(Lines of data)
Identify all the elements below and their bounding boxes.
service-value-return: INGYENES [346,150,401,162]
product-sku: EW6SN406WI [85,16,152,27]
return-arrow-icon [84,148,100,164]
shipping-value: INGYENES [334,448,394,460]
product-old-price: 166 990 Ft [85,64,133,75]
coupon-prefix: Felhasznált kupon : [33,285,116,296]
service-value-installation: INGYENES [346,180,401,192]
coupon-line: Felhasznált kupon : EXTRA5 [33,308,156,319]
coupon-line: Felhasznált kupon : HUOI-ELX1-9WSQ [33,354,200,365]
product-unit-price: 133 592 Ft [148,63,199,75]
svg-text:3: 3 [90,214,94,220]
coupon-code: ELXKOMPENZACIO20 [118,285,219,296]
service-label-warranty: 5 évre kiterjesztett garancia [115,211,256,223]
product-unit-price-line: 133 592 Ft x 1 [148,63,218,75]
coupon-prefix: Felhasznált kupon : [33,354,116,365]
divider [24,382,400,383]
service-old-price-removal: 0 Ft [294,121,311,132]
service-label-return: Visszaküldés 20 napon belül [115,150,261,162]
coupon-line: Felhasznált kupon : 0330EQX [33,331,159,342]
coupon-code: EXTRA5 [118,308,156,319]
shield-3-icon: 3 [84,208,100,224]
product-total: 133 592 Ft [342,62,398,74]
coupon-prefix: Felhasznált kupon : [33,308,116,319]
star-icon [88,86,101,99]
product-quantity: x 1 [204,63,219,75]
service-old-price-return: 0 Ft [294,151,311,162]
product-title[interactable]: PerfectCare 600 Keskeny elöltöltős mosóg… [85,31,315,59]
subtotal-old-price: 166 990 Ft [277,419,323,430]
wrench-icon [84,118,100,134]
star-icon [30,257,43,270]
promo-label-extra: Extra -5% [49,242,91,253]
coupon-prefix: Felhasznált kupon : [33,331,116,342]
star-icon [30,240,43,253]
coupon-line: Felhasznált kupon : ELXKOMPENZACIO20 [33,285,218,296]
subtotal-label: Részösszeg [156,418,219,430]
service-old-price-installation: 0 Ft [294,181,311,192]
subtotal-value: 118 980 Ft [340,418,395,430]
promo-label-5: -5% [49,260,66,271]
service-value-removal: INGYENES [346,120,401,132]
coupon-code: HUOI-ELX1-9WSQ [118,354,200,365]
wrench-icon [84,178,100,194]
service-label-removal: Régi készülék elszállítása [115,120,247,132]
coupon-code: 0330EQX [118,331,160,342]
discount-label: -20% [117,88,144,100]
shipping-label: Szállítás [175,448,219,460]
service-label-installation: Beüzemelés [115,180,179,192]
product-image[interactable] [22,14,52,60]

WHAT TO WORK ON: Quote every line from the first one through the line that contains "promo-label-5: -5% [49,260,66,271]", including that line.

ANSWER TO THIS TASK:
Identify all the elements below and their bounding boxes.
service-value-return: INGYENES [346,150,401,162]
product-sku: EW6SN406WI [85,16,152,27]
return-arrow-icon [84,148,100,164]
shipping-value: INGYENES [334,448,394,460]
product-old-price: 166 990 Ft [85,64,133,75]
coupon-prefix: Felhasznált kupon : [33,285,116,296]
service-value-installation: INGYENES [346,180,401,192]
coupon-line: Felhasznált kupon : EXTRA5 [33,308,156,319]
coupon-line: Felhasznált kupon : HUOI-ELX1-9WSQ [33,354,200,365]
product-unit-price: 133 592 Ft [148,63,199,75]
svg-text:3: 3 [90,214,94,220]
coupon-code: ELXKOMPENZACIO20 [118,285,219,296]
service-label-warranty: 5 évre kiterjesztett garancia [115,211,256,223]
product-unit-price-line: 133 592 Ft x 1 [148,63,218,75]
coupon-prefix: Felhasznált kupon : [33,354,116,365]
divider [24,382,400,383]
service-old-price-removal: 0 Ft [294,121,311,132]
service-label-return: Visszaküldés 20 napon belül [115,150,261,162]
coupon-line: Felhasznált kupon : 0330EQX [33,331,159,342]
coupon-code: EXTRA5 [118,308,156,319]
shield-3-icon: 3 [84,208,100,224]
product-total: 133 592 Ft [342,62,398,74]
coupon-prefix: Felhasznált kupon : [33,308,116,319]
star-icon [88,86,101,99]
product-quantity: x 1 [204,63,219,75]
service-old-price-return: 0 Ft [294,151,311,162]
product-title[interactable]: PerfectCare 600 Keskeny elöltöltős mosóg… [85,31,315,59]
subtotal-old-price: 166 990 Ft [277,419,323,430]
wrench-icon [84,118,100,134]
star-icon [30,257,43,270]
promo-label-extra: Extra -5% [49,242,91,253]
coupon-prefix: Felhasznált kupon : [33,331,116,342]
star-icon [30,240,43,253]
coupon-line: Felhasznált kupon : ELXKOMPENZACIO20 [33,285,218,296]
subtotal-label: Részösszeg [156,418,219,430]
service-old-price-installation: 0 Ft [294,181,311,192]
subtotal-value: 118 980 Ft [340,418,395,430]
promo-label-5: -5% [49,260,66,271]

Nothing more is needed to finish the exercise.